## Information provided

"""

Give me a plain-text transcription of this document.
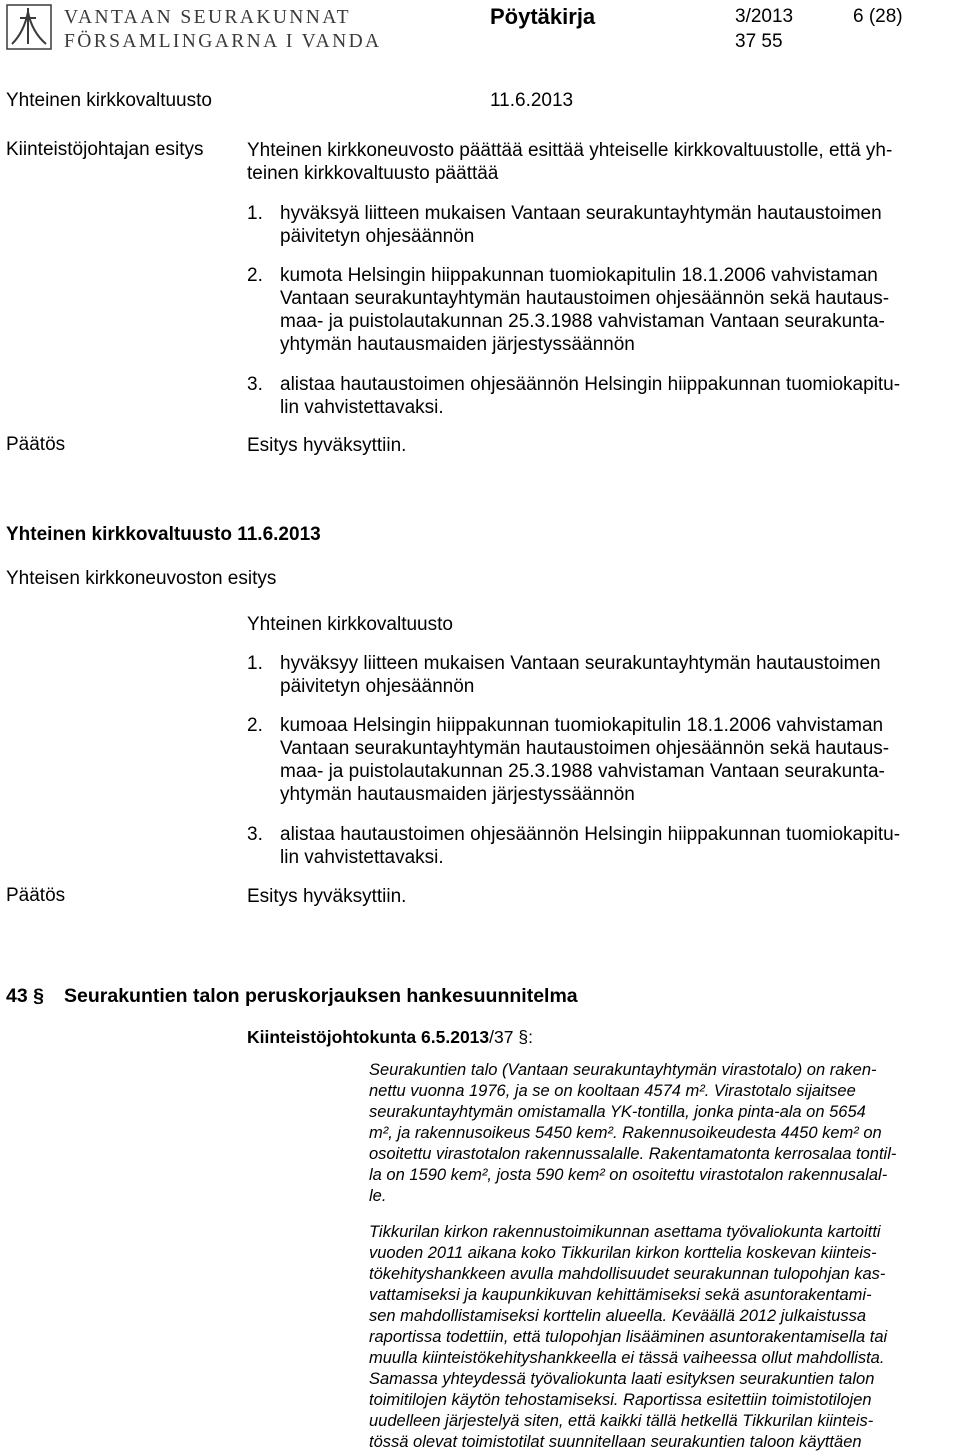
VANTAAN SEURAKUNNAT
FÖRSAMLINGARNA I VANDA
Pöytäkirja	3/2013	6 (28)
37 55
Yhteinen kirkkovaltuusto	11.6.2013
Kiinteistöjohtajan esitys Yhteinen kirkkoneuvosto päättää esittää yhteiselle kirkkovaltuustolle, että yh-
teinen kirkkovaltuusto päättää
1. hyväksyä liitteen mukaisen Vantaan seurakuntayhtymän hautaustoimen
päivitetyn ohjesäännön
2. kumota Helsingin hiippakunnan tuomiokapitulin 18.1.2006 vahvistaman
Vantaan seurakuntayhtymän hautaustoimen ohjesäännön sekä hautaus-
maa- ja puistolautakunnan 25.3.1988 vahvistaman Vantaan seurakunta-
yhtymän hautausmaiden järjestyssäännön
3. alistaa hautaustoimen ohjesäännön Helsingin hiippakunnan tuomiokapitu-
lin vahvistettavaksi.
Päätös	Esitys hyväksyttiin.
Yhteinen kirkkovaltuusto 11.6.2013
Yhteisen kirkkoneuvoston esitys
Yhteinen kirkkovaltuusto
1. hyväksyy liitteen mukaisen Vantaan seurakuntayhtymän hautaustoimen
päivitetyn ohjesäännön
2. kumoaa Helsingin hiippakunnan tuomiokapitulin 18.1.2006 vahvistaman
Vantaan seurakuntayhtymän hautaustoimen ohjesäännön sekä hautaus-
maa- ja puistolautakunnan 25.3.1988 vahvistaman Vantaan seurakunta-
yhtymän hautausmaiden järjestyssäännön
3. alistaa hautaustoimen ohjesäännön Helsingin hiippakunnan tuomiokapitu-
lin vahvistettavaksi.
Päätös	Esitys hyväksyttiin.
43 § Seurakuntien talon peruskorjauksen hankesuunnitelma
Kiinteistöjohtokunta 6.5.2013/37 §:
Seurakuntien talo (Vantaan seurakuntayhtymän virastotalo) on raken-
nettu vuonna 1976, ja se on kooltaan 4574 m². Virastotalo sijaitsee
seurakuntayhtymän omistamalla YK-tontilla, jonka pinta-ala on 5654
m², ja rakennusoikeus 5450 kem². Rakennusoikeudesta 4450 kem² on
osoitettu virastotalon rakennussalalle. Rakentamatonta kerrosalaa tontil-
la on 1590 kem², josta 590 kem² on osoitettu virastotalon rakennusalal-
le.
Tikkurilan kirkon rakennustoimikunnan asettama työvaliokunta kartoitti
vuoden 2011 aikana koko Tikkurilan kirkon korttelia koskevan kiinteis-
tökehityshankkeen avulla mahdollisuudet seurakunnan tulopohjan kas-
vattamiseksi ja kaupunkikuvan kehittämiseksi sekä asuntorakentami-
sen mahdollistamiseksi korttelin alueella. Keväällä 2012 julkaistussa
raportissa todettiin, että tulopohjan lisääminen asuntorakentamisella tai
muulla kiinteistökehityshankkeella ei tässä vaiheessa ollut mahdollista.
Samassa yhteydessä työvaliokunta laati esityksen seurakuntien talon
toimitilojen käytön tehostamiseksi. Raportissa esitettiin toimistotilojen
uudelleen järjestelyä siten, että kaikki tällä hetkellä Tikkurilan kiinteis-
tössä olevat toimistotilat suunnitellaan seurakuntien taloon käyttäen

"""

## What to work on
Pick out all lines from the data above in which the word "mukaisen" appears.

## The output
1. hyväksyä liitteen mukaisen Vantaan seurakuntayhtymän hautaustoimen
1. hyväksyy liitteen mukaisen Vantaan seurakuntayhtymän hautaustoimen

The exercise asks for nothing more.